(Data excerpts)
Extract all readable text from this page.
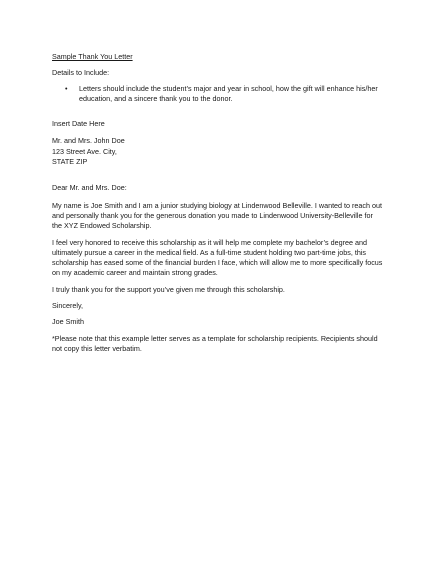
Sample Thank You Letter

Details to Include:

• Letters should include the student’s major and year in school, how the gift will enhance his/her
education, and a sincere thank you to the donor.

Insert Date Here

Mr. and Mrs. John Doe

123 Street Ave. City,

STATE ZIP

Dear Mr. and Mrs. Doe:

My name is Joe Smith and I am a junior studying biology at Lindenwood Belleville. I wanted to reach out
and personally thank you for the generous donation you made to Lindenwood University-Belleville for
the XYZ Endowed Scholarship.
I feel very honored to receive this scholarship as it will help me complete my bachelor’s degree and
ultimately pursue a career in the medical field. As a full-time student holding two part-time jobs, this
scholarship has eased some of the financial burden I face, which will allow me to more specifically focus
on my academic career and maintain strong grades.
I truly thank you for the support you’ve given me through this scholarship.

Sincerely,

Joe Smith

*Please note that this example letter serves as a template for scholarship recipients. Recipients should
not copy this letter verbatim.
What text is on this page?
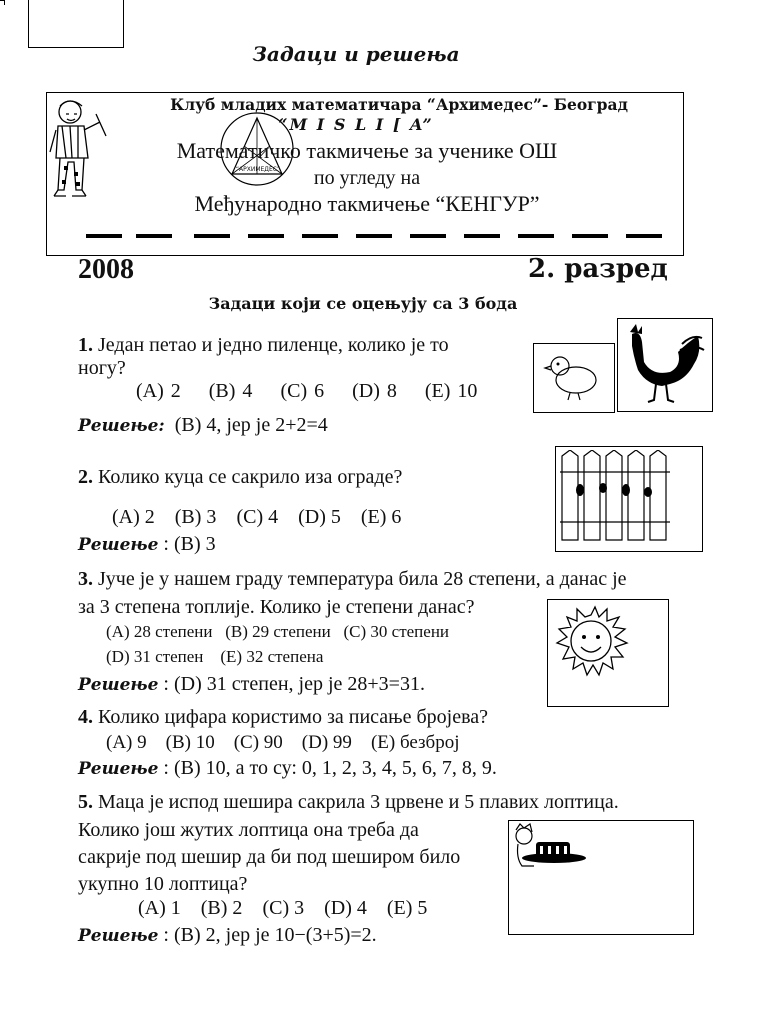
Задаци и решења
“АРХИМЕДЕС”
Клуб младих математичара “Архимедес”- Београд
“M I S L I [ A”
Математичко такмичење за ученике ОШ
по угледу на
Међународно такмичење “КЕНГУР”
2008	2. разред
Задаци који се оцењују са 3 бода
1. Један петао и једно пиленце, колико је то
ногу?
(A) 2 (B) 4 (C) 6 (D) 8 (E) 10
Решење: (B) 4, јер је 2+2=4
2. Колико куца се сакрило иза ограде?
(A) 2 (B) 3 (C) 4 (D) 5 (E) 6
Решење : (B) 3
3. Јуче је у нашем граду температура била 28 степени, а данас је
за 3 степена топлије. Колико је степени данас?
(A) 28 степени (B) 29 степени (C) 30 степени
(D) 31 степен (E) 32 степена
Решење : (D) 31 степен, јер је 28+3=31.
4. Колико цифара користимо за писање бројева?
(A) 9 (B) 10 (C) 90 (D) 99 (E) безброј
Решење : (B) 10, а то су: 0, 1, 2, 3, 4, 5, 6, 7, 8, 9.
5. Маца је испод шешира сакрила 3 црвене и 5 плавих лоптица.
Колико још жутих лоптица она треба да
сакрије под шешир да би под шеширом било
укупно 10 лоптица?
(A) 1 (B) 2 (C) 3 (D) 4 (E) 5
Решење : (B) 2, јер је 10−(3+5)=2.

...

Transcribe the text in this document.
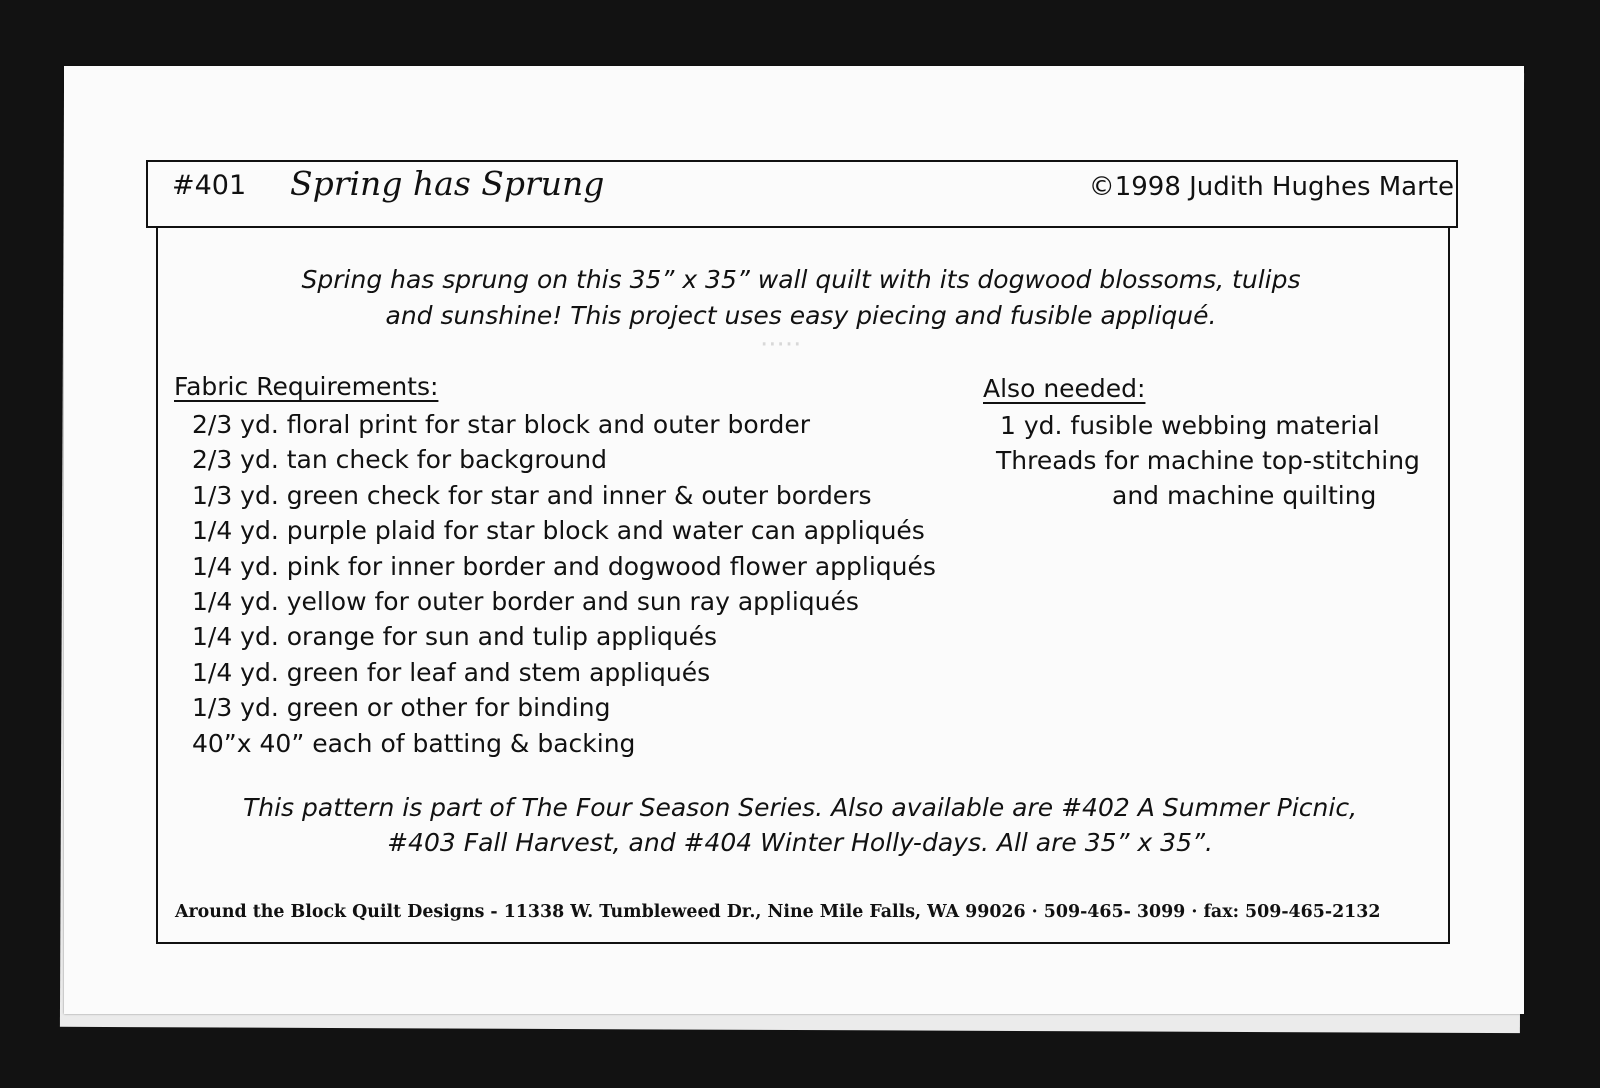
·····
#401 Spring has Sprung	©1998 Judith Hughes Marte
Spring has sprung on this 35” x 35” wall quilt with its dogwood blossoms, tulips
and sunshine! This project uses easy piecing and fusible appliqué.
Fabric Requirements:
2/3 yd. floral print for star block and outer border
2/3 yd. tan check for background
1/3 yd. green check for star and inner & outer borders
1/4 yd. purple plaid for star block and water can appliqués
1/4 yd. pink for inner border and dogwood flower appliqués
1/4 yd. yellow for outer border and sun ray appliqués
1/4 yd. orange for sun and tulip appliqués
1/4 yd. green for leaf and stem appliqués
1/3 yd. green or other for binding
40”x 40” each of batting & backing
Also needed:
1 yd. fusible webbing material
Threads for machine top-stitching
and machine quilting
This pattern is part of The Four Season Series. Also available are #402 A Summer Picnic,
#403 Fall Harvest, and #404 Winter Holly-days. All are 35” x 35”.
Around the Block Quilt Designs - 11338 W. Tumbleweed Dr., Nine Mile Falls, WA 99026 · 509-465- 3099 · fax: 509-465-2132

- [What is expected]: Collect each line of the entries that has the word "check", copying it in full.

- [The solution]:
2/3 yd. tan check for background
1/3 yd. green check for star and inner & outer borders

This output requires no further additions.